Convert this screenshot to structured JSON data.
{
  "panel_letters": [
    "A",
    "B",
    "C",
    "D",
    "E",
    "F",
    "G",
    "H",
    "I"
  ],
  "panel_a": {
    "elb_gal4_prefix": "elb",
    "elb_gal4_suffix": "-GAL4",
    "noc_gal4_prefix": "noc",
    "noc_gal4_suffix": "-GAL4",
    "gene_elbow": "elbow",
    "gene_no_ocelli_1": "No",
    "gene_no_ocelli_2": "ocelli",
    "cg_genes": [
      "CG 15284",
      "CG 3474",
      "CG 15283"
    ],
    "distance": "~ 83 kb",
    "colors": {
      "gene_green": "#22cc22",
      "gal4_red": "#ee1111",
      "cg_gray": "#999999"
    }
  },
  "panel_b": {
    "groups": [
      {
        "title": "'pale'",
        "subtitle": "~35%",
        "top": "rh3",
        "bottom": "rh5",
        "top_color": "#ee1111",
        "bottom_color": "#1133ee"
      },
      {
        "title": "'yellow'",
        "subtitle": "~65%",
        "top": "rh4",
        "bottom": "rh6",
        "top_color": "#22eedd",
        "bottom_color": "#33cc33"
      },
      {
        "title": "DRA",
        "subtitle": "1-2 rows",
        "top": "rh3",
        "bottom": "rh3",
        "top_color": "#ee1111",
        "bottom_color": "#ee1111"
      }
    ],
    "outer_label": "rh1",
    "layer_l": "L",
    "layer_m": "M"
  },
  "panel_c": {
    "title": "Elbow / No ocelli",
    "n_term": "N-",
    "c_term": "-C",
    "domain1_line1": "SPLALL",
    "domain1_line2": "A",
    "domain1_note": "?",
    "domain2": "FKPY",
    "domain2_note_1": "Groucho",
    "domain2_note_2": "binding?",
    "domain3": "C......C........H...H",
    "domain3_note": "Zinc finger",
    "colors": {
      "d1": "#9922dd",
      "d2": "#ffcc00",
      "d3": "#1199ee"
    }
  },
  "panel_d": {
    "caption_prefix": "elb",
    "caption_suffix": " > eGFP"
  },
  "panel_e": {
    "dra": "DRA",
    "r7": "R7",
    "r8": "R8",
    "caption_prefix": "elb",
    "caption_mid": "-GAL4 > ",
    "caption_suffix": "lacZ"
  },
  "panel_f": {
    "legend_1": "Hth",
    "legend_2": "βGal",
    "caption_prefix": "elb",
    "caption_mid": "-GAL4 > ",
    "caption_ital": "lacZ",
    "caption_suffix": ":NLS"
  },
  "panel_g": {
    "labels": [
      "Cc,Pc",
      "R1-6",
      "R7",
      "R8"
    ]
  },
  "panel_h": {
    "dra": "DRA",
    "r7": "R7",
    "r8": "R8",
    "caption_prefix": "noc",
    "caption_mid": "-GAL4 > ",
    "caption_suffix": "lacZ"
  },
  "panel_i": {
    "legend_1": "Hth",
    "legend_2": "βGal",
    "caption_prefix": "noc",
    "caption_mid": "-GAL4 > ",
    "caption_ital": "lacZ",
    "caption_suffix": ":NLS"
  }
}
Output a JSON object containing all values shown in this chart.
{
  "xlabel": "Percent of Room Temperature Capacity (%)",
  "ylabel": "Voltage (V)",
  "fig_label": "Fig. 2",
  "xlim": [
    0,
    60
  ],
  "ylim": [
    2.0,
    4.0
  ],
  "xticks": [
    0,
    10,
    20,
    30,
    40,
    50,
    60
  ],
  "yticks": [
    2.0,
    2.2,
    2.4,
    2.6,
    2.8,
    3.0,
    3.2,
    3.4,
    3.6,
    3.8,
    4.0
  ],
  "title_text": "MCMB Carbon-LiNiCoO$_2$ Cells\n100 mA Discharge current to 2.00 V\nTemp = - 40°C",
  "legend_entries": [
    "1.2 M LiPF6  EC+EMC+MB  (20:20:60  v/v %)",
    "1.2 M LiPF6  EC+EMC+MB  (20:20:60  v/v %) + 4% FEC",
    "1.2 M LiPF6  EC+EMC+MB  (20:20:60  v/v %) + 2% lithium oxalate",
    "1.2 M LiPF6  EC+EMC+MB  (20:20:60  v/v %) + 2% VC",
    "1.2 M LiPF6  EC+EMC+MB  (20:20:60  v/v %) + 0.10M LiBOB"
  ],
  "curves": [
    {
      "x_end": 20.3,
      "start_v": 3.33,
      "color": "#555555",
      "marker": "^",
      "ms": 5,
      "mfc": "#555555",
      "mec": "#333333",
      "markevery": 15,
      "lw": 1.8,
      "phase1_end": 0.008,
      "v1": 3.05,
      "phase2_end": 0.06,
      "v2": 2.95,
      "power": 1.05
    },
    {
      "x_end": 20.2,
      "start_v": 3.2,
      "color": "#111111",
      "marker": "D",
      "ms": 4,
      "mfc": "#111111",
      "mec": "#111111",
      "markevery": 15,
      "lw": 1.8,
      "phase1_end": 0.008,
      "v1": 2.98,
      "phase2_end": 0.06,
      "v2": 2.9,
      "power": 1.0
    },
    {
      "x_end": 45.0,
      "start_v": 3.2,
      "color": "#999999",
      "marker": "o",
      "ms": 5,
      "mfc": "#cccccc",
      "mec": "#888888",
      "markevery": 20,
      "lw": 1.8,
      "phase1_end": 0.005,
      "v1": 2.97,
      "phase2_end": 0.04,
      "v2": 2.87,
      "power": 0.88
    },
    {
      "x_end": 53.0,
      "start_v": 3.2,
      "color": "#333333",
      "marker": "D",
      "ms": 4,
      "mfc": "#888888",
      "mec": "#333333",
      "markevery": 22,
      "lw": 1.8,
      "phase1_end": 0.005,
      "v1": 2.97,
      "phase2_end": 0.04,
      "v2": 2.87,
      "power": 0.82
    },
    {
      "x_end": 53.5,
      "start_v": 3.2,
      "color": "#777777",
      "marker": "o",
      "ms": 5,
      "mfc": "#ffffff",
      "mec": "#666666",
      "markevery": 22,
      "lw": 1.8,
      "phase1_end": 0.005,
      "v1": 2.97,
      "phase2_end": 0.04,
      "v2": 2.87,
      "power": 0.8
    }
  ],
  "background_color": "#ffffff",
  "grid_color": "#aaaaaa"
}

(WORK REQUEST)
Only lines with the word "ffffff" should be collected from the material.

(REPLY TO THE EXERCISE)
      "mfc": "#ffffff",
  "background_color": "#ffffff",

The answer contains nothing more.